GIVEN TASK: Keep only the lines of the data below that contain "最小弯曲半径", and copy them.

(Dataset records on visual material)
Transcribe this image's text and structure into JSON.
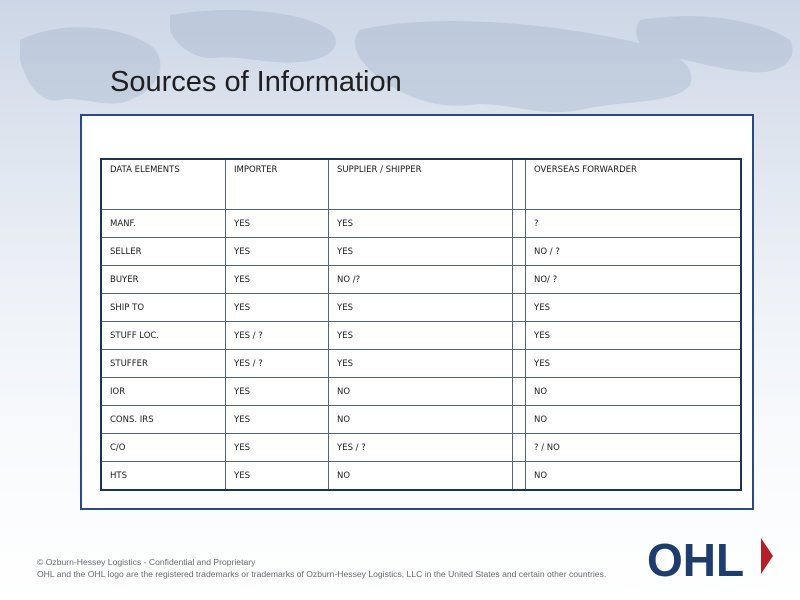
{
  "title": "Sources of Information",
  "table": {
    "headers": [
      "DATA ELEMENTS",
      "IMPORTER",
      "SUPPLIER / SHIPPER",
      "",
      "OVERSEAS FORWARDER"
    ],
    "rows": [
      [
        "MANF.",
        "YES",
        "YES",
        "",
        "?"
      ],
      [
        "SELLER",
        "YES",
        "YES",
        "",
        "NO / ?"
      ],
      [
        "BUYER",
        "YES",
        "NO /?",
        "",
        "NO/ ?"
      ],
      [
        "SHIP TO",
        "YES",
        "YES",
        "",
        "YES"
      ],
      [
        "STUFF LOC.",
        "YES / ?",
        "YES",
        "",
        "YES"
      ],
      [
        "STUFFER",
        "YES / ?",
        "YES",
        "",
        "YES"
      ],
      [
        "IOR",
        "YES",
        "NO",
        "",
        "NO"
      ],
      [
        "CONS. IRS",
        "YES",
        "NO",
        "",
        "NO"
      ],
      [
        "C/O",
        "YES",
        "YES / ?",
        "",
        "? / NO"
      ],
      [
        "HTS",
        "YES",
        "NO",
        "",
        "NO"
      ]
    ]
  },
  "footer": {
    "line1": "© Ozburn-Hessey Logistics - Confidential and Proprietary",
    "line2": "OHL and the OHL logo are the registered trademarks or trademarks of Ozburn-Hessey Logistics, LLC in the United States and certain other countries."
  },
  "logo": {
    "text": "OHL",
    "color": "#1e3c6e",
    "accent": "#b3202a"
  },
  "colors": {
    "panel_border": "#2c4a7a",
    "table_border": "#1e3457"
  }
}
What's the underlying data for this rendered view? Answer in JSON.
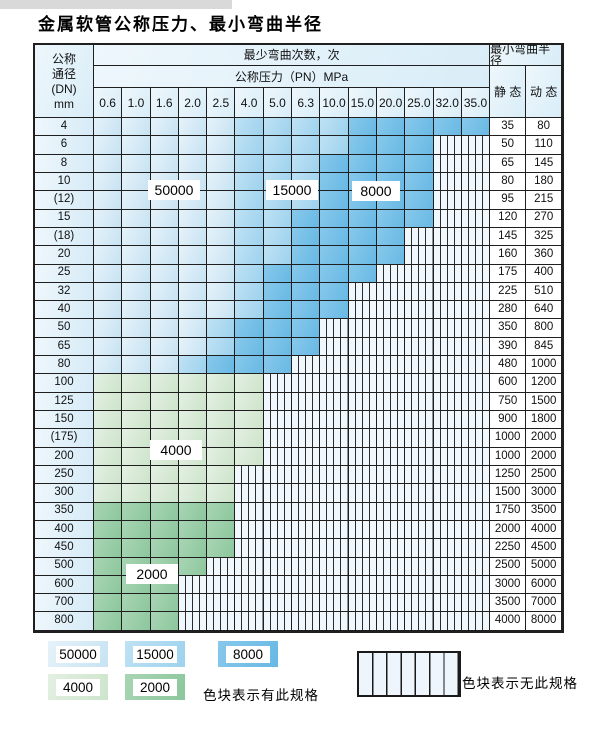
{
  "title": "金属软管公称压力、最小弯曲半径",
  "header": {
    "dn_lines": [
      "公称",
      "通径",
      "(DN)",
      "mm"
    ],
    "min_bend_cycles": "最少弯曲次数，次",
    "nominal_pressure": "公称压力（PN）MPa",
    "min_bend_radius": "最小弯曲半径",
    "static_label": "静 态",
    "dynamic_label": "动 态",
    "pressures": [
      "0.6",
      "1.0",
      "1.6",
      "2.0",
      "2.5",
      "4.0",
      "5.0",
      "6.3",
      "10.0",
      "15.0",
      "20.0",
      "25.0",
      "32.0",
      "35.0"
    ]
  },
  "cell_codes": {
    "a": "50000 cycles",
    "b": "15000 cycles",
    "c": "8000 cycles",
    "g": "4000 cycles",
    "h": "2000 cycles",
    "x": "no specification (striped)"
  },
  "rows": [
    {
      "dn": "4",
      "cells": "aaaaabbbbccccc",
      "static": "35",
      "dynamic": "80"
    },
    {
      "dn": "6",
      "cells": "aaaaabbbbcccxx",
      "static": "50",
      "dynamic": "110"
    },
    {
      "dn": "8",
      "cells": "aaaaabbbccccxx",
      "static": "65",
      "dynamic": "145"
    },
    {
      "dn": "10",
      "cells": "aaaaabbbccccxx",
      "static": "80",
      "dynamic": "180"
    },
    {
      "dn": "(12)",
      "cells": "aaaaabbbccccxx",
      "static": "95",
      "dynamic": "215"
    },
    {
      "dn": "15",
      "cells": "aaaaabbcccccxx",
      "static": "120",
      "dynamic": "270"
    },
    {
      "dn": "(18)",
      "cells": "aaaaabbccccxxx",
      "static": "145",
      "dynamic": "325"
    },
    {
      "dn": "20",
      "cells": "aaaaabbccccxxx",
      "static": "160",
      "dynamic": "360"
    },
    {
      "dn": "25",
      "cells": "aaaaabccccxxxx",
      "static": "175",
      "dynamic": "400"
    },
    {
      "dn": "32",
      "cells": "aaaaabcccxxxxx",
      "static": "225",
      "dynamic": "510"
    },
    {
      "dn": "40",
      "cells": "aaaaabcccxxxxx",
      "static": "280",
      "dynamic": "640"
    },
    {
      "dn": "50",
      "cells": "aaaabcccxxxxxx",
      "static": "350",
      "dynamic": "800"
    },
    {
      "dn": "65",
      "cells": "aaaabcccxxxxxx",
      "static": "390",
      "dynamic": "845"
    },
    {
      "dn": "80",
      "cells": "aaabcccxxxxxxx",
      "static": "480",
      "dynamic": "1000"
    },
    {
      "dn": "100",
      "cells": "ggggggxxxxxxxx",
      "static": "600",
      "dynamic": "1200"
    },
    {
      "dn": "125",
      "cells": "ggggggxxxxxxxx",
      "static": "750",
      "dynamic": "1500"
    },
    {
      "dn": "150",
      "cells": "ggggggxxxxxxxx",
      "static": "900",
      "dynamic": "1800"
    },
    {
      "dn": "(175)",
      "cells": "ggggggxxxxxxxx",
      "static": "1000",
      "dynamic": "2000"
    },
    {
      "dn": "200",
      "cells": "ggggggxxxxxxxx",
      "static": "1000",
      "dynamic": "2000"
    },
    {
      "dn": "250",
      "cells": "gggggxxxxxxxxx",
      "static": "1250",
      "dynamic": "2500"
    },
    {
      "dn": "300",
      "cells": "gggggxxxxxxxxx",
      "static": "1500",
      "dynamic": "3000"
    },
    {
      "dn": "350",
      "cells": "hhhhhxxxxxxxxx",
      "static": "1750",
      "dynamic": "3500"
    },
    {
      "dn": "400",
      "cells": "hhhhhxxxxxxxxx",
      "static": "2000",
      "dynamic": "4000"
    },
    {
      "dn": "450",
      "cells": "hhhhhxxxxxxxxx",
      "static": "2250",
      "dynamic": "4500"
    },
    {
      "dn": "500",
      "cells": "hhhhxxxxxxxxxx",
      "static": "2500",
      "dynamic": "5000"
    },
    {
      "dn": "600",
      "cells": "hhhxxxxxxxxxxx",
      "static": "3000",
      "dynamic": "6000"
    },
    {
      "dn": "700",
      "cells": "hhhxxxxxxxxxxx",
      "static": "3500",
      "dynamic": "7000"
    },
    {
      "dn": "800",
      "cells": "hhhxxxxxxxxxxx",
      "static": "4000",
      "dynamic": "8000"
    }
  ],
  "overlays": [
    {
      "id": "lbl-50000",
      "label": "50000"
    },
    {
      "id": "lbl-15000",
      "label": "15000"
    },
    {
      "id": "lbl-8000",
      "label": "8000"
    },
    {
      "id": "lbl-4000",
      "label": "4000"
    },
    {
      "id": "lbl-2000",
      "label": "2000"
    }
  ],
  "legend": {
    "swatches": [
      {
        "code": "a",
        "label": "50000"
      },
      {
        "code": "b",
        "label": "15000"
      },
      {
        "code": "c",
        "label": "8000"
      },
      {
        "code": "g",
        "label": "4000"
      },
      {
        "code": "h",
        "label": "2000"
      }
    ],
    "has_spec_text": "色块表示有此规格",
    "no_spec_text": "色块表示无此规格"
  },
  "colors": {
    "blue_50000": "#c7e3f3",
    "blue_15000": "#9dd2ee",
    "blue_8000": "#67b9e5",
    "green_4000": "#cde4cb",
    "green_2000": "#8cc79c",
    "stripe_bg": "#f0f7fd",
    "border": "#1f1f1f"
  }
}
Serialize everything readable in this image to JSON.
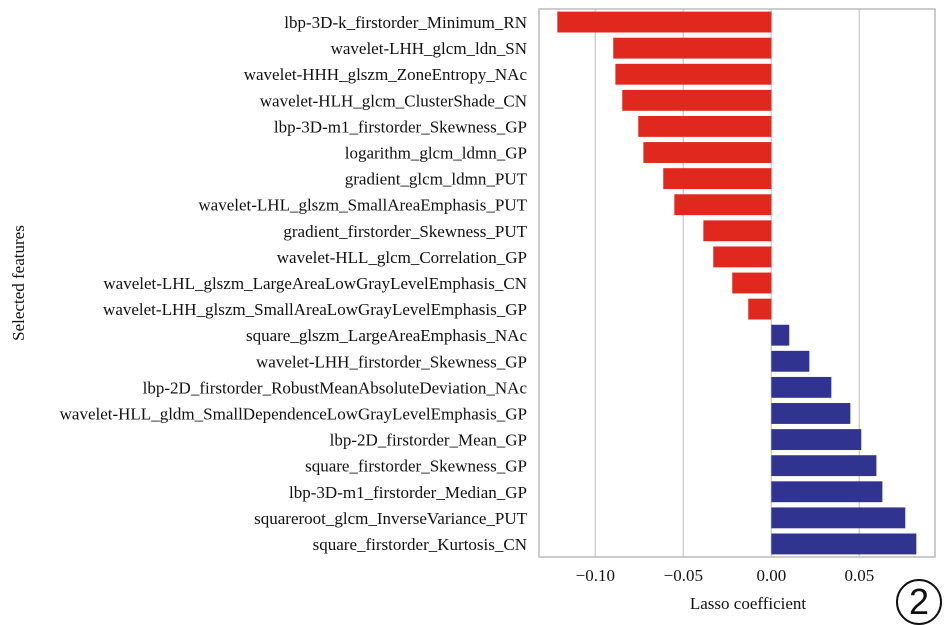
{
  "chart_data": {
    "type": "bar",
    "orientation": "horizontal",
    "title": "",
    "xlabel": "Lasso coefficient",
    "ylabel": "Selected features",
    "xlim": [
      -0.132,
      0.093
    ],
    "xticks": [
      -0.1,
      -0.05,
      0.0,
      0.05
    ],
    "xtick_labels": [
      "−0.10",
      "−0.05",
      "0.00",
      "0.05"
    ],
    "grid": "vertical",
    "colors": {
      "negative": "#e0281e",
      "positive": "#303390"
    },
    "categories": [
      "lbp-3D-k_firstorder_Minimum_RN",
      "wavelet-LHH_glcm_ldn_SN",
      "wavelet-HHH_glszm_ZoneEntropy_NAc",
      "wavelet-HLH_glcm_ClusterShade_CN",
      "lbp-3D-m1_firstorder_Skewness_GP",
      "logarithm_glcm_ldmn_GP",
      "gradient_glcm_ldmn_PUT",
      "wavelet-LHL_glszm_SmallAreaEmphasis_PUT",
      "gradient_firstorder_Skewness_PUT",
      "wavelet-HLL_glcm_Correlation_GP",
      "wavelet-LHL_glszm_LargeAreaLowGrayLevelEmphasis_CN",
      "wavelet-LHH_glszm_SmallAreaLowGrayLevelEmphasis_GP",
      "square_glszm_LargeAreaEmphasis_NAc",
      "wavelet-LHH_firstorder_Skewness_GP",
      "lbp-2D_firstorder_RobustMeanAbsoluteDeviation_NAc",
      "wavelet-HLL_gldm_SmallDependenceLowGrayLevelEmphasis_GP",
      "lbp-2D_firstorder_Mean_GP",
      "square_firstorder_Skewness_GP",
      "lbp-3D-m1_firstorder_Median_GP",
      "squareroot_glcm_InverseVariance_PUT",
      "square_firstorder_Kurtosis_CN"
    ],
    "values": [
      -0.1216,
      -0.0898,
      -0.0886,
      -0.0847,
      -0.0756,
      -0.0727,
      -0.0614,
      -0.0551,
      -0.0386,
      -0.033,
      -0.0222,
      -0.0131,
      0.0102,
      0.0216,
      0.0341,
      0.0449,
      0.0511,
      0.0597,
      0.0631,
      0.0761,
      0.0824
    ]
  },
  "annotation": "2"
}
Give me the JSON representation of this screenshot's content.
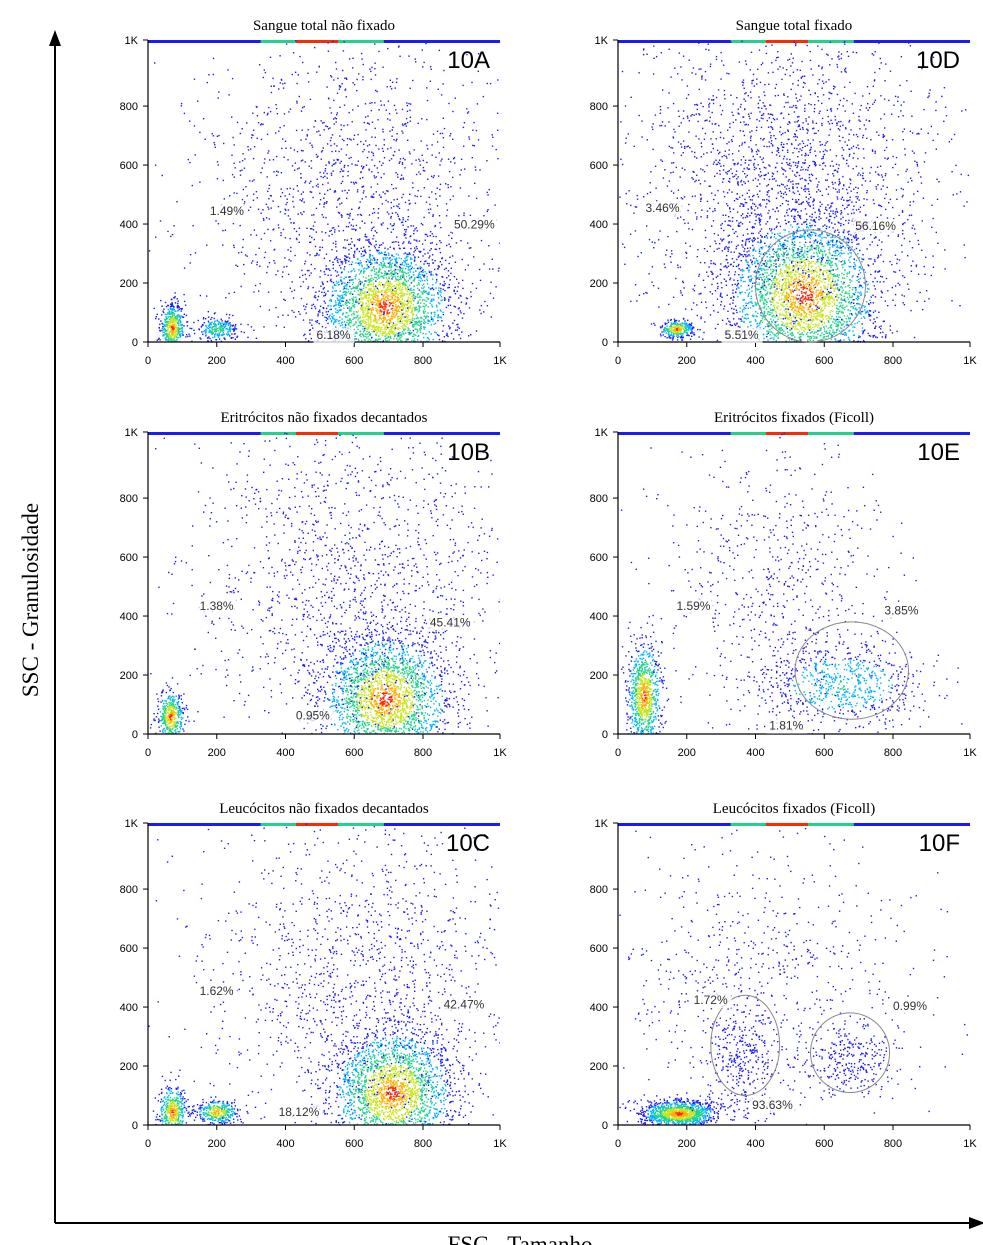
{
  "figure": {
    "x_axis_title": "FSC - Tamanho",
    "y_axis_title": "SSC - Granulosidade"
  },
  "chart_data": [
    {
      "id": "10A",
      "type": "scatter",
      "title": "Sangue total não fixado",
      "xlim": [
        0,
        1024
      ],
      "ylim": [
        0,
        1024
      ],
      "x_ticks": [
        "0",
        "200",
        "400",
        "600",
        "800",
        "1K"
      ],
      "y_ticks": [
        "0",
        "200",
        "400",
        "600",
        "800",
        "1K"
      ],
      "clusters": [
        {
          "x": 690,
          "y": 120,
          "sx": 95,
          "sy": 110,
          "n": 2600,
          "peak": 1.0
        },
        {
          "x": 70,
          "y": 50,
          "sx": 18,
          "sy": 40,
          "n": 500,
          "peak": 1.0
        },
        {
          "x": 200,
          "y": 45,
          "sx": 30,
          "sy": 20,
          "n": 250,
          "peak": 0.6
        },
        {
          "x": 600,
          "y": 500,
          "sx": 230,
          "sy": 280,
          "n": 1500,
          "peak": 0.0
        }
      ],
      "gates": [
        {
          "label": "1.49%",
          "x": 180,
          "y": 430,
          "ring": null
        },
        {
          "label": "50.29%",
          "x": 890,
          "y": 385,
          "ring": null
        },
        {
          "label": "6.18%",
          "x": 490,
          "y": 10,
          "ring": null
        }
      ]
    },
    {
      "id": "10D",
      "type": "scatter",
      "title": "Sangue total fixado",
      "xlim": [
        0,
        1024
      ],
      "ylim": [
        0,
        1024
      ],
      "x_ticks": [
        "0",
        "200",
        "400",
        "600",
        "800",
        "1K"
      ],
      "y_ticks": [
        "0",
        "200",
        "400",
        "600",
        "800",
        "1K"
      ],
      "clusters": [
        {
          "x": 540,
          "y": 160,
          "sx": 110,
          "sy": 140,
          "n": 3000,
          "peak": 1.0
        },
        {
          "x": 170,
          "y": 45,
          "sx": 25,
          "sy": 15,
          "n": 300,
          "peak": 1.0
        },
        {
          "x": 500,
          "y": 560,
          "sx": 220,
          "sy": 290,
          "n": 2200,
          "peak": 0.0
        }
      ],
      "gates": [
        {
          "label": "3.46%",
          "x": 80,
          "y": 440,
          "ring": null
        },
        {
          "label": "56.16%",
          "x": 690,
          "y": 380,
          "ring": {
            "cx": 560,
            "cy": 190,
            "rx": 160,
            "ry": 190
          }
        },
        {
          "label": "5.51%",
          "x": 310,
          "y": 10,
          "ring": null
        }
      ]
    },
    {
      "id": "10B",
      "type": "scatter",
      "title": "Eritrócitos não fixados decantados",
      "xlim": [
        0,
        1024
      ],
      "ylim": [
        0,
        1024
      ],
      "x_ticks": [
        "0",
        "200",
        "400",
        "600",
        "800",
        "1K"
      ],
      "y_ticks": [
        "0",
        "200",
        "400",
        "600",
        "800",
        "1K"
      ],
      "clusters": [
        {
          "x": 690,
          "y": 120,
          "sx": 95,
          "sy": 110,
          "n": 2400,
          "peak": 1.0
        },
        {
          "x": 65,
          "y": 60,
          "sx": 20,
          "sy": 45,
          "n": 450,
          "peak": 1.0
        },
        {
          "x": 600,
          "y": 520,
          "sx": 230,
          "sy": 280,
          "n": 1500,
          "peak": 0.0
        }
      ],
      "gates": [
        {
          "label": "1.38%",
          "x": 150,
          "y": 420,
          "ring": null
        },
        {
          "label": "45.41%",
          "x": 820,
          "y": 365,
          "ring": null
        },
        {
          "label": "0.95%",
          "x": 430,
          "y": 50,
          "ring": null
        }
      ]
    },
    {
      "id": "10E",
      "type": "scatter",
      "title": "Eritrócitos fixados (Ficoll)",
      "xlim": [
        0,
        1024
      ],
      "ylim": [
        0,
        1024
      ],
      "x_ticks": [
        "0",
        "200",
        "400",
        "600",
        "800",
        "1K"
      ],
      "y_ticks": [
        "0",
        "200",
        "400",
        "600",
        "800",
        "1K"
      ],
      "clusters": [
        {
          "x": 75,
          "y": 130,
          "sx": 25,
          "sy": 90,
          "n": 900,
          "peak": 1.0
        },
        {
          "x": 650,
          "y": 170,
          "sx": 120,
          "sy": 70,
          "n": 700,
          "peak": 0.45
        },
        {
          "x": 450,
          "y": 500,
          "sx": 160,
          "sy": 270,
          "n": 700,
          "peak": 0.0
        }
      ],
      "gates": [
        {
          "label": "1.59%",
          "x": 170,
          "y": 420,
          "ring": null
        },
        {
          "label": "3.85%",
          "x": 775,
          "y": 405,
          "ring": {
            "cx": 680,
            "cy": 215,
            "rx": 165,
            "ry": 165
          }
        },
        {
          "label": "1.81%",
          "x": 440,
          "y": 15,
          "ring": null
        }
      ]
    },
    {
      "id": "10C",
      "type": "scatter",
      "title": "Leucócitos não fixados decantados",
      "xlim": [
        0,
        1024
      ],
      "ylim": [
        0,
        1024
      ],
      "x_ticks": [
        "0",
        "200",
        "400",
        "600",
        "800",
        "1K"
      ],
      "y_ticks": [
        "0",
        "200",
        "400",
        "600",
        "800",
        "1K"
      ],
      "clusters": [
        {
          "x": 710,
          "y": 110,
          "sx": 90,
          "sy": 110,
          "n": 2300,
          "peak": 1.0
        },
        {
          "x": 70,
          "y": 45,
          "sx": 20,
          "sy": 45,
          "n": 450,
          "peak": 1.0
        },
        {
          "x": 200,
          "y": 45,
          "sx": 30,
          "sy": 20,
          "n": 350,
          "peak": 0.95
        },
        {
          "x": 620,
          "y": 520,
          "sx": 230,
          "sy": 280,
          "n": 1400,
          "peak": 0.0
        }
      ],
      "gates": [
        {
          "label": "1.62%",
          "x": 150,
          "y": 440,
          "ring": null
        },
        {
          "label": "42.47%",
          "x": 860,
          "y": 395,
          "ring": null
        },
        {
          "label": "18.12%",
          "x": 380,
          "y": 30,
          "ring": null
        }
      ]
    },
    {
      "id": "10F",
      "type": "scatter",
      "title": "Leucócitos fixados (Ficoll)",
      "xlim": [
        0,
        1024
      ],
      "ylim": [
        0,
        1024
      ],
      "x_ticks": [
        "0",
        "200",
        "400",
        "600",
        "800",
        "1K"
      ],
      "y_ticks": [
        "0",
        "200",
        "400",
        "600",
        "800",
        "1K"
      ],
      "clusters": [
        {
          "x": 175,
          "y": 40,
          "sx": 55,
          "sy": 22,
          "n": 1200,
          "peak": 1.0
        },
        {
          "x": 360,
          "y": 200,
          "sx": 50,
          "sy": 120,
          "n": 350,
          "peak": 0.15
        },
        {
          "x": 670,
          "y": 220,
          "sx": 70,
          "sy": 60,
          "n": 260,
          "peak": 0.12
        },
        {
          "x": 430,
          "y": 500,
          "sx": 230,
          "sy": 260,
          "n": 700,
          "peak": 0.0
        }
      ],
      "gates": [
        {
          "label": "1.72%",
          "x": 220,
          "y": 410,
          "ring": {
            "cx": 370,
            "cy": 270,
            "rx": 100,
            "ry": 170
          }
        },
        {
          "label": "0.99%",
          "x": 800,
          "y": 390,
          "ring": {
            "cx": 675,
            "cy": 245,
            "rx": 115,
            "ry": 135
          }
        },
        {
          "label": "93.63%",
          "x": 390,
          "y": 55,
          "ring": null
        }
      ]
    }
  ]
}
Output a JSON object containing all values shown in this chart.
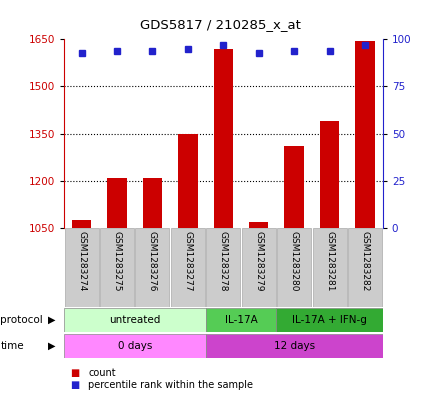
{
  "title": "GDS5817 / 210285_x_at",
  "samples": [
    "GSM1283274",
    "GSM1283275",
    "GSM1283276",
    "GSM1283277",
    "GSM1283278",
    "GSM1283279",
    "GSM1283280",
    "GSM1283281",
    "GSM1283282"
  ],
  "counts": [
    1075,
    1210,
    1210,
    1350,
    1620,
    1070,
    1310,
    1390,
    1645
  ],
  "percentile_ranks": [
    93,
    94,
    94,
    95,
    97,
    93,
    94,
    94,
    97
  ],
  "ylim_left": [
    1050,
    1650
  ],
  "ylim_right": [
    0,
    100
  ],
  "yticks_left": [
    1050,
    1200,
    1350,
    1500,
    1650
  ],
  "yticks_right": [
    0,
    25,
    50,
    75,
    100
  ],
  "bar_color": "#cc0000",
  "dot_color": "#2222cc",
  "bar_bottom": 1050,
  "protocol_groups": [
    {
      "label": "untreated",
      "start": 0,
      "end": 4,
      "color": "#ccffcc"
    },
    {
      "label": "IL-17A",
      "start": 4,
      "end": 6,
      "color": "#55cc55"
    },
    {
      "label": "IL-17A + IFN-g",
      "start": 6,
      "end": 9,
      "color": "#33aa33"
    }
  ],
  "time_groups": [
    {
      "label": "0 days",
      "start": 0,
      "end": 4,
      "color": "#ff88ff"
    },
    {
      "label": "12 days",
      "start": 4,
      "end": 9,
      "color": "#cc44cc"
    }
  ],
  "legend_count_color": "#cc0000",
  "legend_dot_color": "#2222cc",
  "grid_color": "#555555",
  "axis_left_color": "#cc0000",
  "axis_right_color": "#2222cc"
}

WRITTEN SOLUTION:
  "title": "金属软管公称压力、最小弯曲半径",
    "min_bend_radius": "最小弯曲半径",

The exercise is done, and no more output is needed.